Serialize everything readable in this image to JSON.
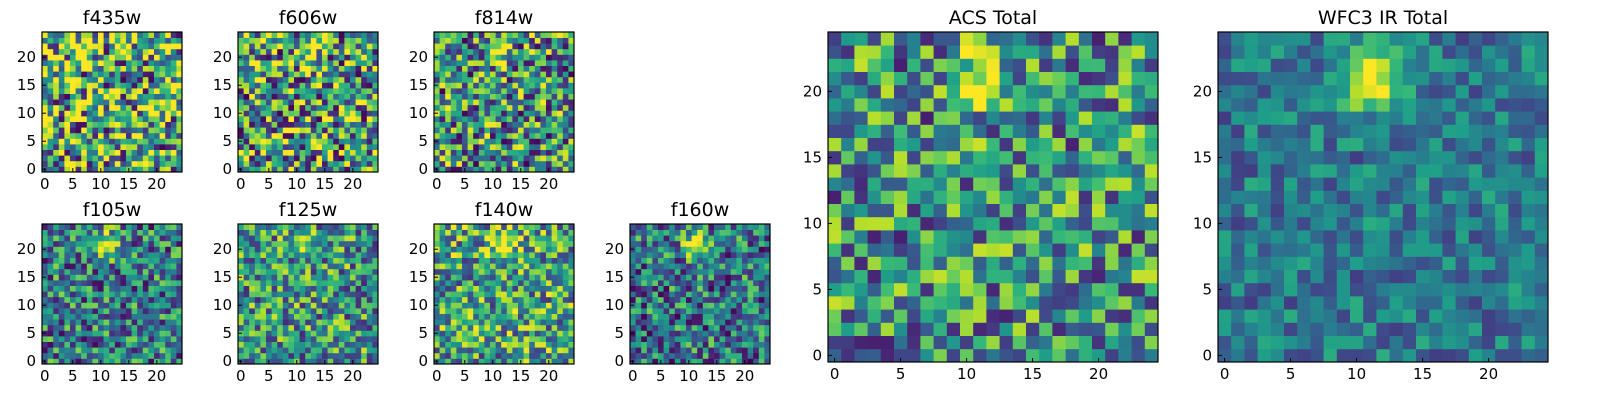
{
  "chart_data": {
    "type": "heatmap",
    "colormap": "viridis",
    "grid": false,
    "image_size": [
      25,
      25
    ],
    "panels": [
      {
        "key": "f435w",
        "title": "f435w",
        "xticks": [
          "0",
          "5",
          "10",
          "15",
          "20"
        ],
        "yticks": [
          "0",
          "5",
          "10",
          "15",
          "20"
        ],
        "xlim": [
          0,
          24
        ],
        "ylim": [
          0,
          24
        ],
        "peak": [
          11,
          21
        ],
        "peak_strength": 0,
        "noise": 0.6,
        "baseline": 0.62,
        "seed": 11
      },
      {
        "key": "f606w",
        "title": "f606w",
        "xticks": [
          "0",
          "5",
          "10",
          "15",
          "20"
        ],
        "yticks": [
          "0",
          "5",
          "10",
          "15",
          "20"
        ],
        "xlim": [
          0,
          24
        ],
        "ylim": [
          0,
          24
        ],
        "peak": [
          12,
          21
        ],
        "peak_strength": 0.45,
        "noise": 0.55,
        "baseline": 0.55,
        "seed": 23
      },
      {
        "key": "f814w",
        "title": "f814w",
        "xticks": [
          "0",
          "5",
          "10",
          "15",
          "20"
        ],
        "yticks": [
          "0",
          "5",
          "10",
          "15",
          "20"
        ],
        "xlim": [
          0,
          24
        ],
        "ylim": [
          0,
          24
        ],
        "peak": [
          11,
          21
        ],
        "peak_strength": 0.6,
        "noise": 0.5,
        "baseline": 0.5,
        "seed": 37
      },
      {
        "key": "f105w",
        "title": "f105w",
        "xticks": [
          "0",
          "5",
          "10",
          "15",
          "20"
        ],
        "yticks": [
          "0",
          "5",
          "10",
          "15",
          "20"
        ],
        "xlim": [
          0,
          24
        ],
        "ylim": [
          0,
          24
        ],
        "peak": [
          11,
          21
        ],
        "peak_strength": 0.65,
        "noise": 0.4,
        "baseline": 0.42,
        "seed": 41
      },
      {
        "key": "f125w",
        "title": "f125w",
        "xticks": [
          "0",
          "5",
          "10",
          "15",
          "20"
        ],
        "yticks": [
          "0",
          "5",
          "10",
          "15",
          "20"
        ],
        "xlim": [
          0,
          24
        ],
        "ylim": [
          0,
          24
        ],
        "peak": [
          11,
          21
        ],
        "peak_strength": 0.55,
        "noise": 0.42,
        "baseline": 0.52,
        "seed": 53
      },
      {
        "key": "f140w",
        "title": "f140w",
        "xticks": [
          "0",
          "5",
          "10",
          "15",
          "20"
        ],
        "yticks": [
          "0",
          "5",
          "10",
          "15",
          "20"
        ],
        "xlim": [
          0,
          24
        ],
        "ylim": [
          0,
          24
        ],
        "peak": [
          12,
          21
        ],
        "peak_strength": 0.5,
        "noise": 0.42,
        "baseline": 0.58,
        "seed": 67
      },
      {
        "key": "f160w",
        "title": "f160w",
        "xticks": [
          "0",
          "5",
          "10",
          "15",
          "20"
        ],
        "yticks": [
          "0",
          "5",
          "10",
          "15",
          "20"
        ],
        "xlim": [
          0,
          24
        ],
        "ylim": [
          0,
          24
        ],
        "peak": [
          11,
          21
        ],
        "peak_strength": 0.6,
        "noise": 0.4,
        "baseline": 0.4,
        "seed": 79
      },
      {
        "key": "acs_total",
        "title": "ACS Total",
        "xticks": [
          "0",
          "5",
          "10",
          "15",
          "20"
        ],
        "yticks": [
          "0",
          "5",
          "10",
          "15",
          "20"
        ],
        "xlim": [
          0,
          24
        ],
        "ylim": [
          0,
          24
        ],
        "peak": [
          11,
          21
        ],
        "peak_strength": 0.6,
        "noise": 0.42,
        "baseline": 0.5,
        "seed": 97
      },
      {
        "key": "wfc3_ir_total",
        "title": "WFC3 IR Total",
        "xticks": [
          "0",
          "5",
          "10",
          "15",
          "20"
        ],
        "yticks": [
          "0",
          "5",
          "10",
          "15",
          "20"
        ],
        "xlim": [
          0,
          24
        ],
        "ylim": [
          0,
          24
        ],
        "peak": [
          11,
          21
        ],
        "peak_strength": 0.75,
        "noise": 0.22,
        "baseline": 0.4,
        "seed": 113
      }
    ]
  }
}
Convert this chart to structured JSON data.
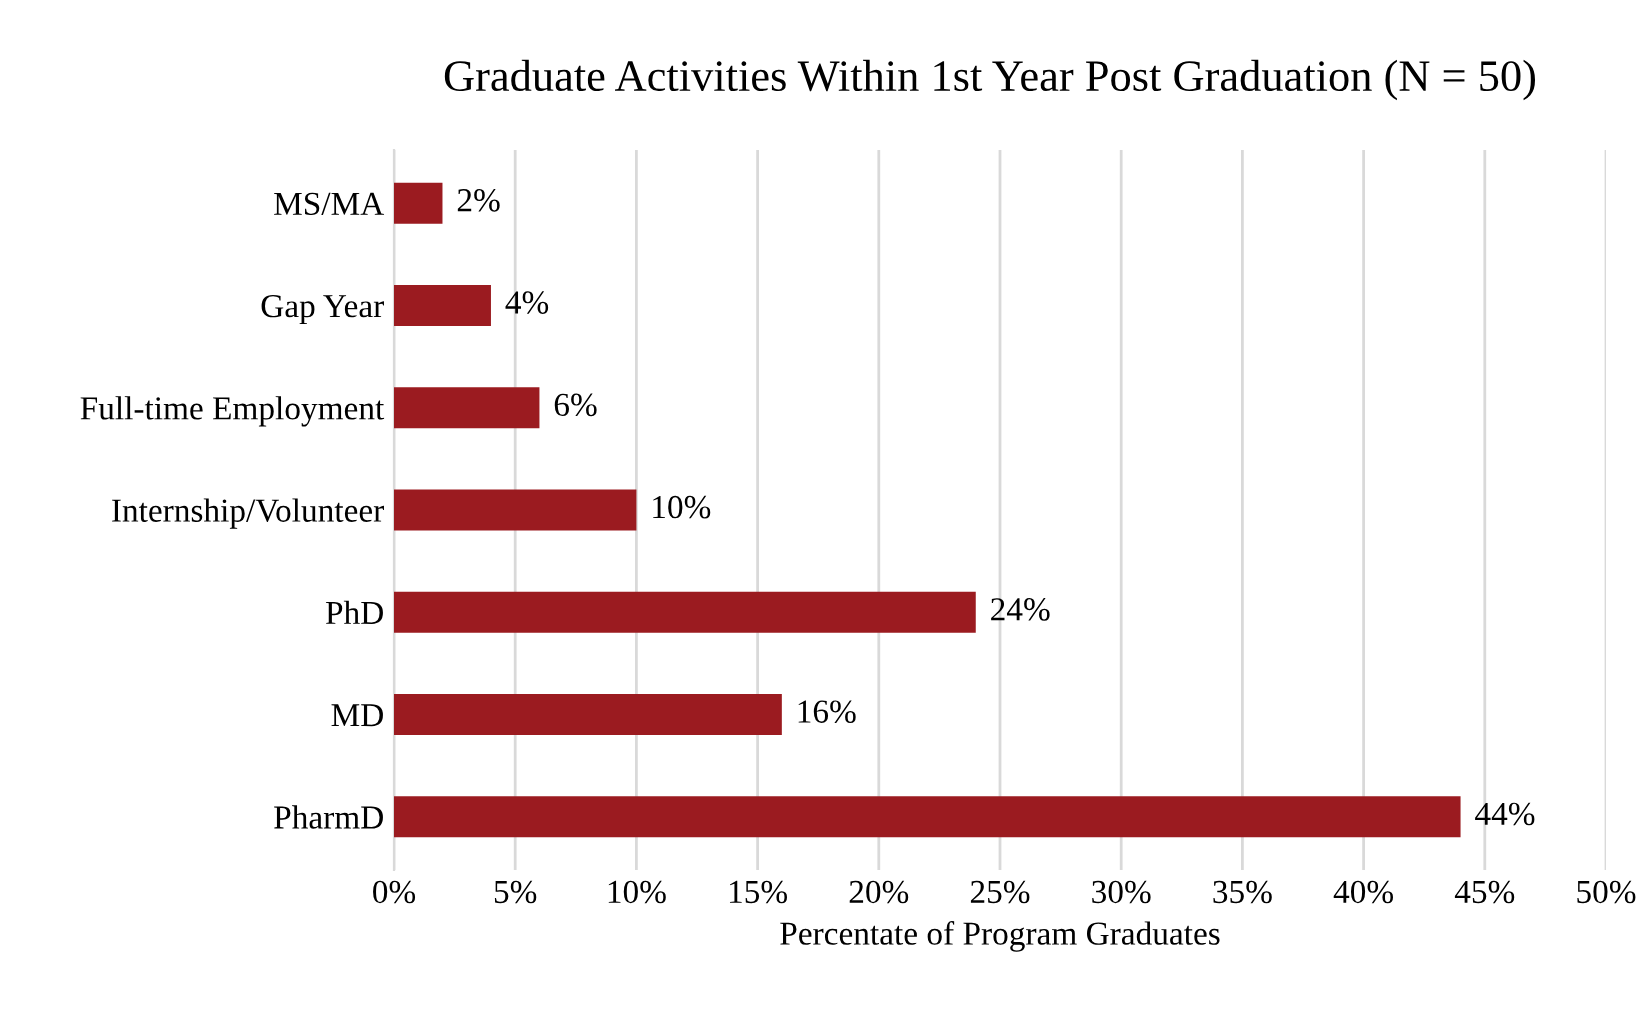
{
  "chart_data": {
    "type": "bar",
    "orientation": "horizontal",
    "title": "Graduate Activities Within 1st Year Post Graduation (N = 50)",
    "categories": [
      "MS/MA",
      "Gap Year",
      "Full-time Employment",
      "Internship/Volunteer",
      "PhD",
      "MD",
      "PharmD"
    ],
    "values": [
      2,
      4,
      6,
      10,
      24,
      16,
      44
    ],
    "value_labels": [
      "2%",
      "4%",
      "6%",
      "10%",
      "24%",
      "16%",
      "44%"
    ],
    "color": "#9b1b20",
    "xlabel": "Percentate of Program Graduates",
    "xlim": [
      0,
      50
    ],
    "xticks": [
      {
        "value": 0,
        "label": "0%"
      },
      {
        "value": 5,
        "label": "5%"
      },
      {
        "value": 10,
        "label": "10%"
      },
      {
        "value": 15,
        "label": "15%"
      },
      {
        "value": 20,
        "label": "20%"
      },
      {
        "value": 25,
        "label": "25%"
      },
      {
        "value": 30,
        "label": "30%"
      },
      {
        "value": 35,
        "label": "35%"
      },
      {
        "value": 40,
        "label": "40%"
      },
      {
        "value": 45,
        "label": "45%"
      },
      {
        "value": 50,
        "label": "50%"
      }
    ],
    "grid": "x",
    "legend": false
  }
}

· · · · ·

▸ Task: Within the data above, pick out all lines holding the word "Year".

▸ Task response:
    "title": "Graduate Activities Within 1st Year Post Graduation (N = 50)",
      "Gap Year",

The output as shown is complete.